#### Instructions to follow:
Give the listing again character for character, but drop the images.

#### Records for the exercise:
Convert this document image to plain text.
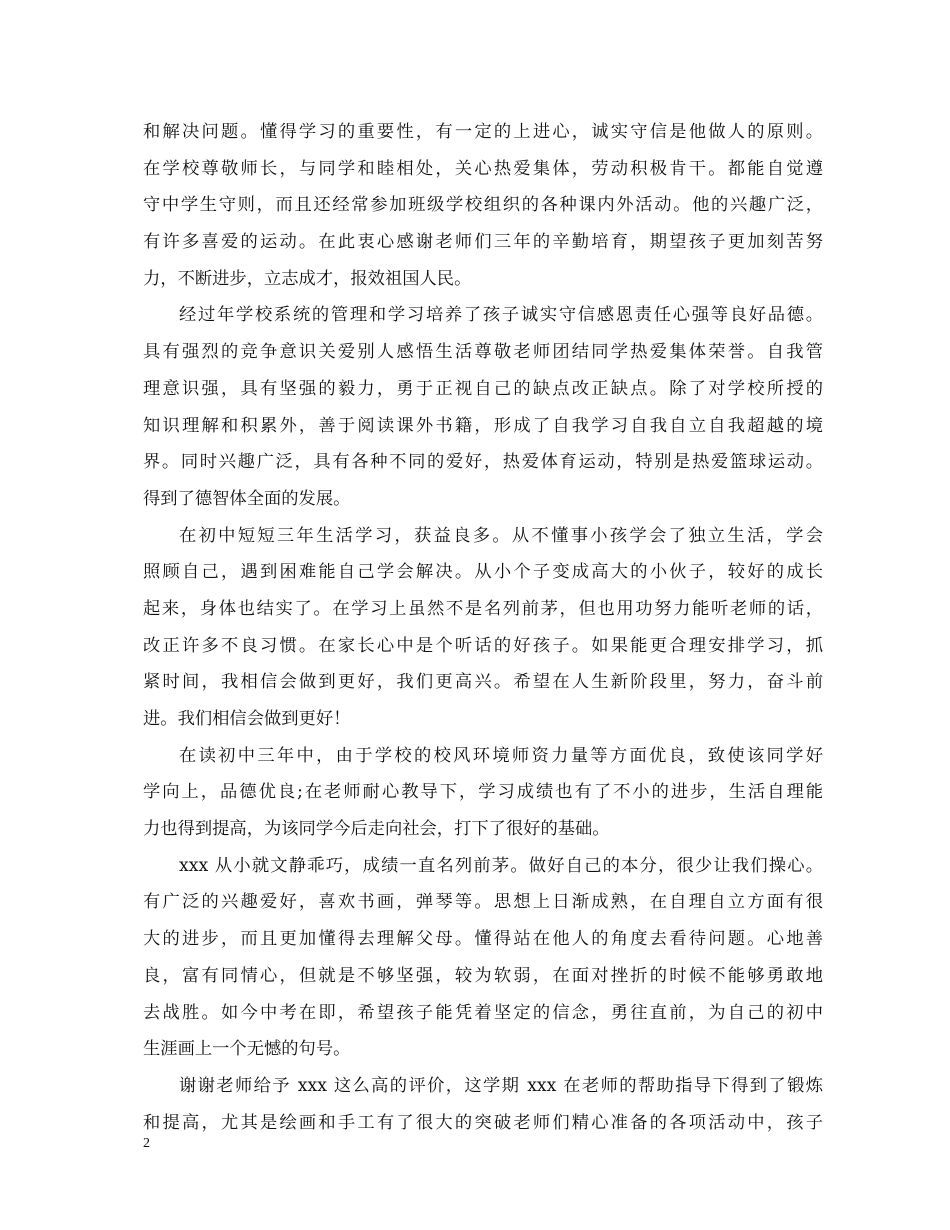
和解决问题。懂得学习的重要性，有一定的上进心，诚实守信是他做人的原则。
在学校尊敬师长，与同学和睦相处，关心热爱集体，劳动积极肯干。都能自觉遵
守中学生守则，而且还经常参加班级学校组织的各种课内外活动。他的兴趣广泛，
有许多喜爱的运动。在此衷心感谢老师们三年的辛勤培育，期望孩子更加刻苦努
力，不断进步，立志成才，报效祖国人民。
经过年学校系统的管理和学习培养了孩子诚实守信感恩责任心强等良好品德。
具有强烈的竞争意识关爱别人感悟生活尊敬老师团结同学热爱集体荣誉。自我管
理意识强，具有坚强的毅力，勇于正视自己的缺点改正缺点。除了对学校所授的
知识理解和积累外，善于阅读课外书籍，形成了自我学习自我自立自我超越的境
界。同时兴趣广泛，具有各种不同的爱好，热爱体育运动，特别是热爱篮球运动。
得到了德智体全面的发展。
在初中短短三年生活学习，获益良多。从不懂事小孩学会了独立生活，学会
照顾自己，遇到困难能自己学会解决。从小个子变成高大的小伙子，较好的成长
起来，身体也结实了。在学习上虽然不是名列前茅，但也用功努力能听老师的话，
改正许多不良习惯。在家长心中是个听话的好孩子。如果能更合理安排学习，抓
紧时间，我相信会做到更好，我们更高兴。希望在人生新阶段里，努力，奋斗前
进。我们相信会做到更好！
在读初中三年中，由于学校的校风环境师资力量等方面优良，致使该同学好
学向上，品德优良;在老师耐心教导下，学习成绩也有了不小的进步，生活自理能
力也得到提高，为该同学今后走向社会，打下了很好的基础。
xxx 从小就文静乖巧，成绩一直名列前茅。做好自己的本分，很少让我们操心。
有广泛的兴趣爱好，喜欢书画，弹琴等。思想上日渐成熟，在自理自立方面有很
大的进步，而且更加懂得去理解父母。懂得站在他人的角度去看待问题。心地善
良，富有同情心，但就是不够坚强，较为软弱，在面对挫折的时候不能够勇敢地
去战胜。如今中考在即，希望孩子能凭着坚定的信念，勇往直前，为自己的初中
生涯画上一个无憾的句号。
谢谢老师给予 xxx 这么高的评价，这学期 xxx 在老师的帮助指导下得到了锻炼
和提高，尤其是绘画和手工有了很大的突破老师们精心准备的各项活动中，孩子
2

#### Result:
Convert this document image to plain text.
和解决问题。懂得学习的重要性，有一定的上进心，诚实守信是他做人的原则。
在学校尊敬师长，与同学和睦相处，关心热爱集体，劳动积极肯干。都能自觉遵
守中学生守则，而且还经常参加班级学校组织的各种课内外活动。他的兴趣广泛，
有许多喜爱的运动。在此衷心感谢老师们三年的辛勤培育，期望孩子更加刻苦努
力，不断进步，立志成才，报效祖国人民。
经过年学校系统的管理和学习培养了孩子诚实守信感恩责任心强等良好品德。
具有强烈的竞争意识关爱别人感悟生活尊敬老师团结同学热爱集体荣誉。自我管
理意识强，具有坚强的毅力，勇于正视自己的缺点改正缺点。除了对学校所授的
知识理解和积累外，善于阅读课外书籍，形成了自我学习自我自立自我超越的境
界。同时兴趣广泛，具有各种不同的爱好，热爱体育运动，特别是热爱篮球运动。
得到了德智体全面的发展。
在初中短短三年生活学习，获益良多。从不懂事小孩学会了独立生活，学会
照顾自己，遇到困难能自己学会解决。从小个子变成高大的小伙子，较好的成长
起来，身体也结实了。在学习上虽然不是名列前茅，但也用功努力能听老师的话，
改正许多不良习惯。在家长心中是个听话的好孩子。如果能更合理安排学习，抓
紧时间，我相信会做到更好，我们更高兴。希望在人生新阶段里，努力，奋斗前
进。我们相信会做到更好！
在读初中三年中，由于学校的校风环境师资力量等方面优良，致使该同学好
学向上，品德优良;在老师耐心教导下，学习成绩也有了不小的进步，生活自理能
力也得到提高，为该同学今后走向社会，打下了很好的基础。
xxx 从小就文静乖巧，成绩一直名列前茅。做好自己的本分，很少让我们操心。
有广泛的兴趣爱好，喜欢书画，弹琴等。思想上日渐成熟，在自理自立方面有很
大的进步，而且更加懂得去理解父母。懂得站在他人的角度去看待问题。心地善
良，富有同情心，但就是不够坚强，较为软弱，在面对挫折的时候不能够勇敢地
去战胜。如今中考在即，希望孩子能凭着坚定的信念，勇往直前，为自己的初中
生涯画上一个无憾的句号。
谢谢老师给予 xxx 这么高的评价，这学期 xxx 在老师的帮助指导下得到了锻炼
和提高，尤其是绘画和手工有了很大的突破老师们精心准备的各项活动中，孩子
2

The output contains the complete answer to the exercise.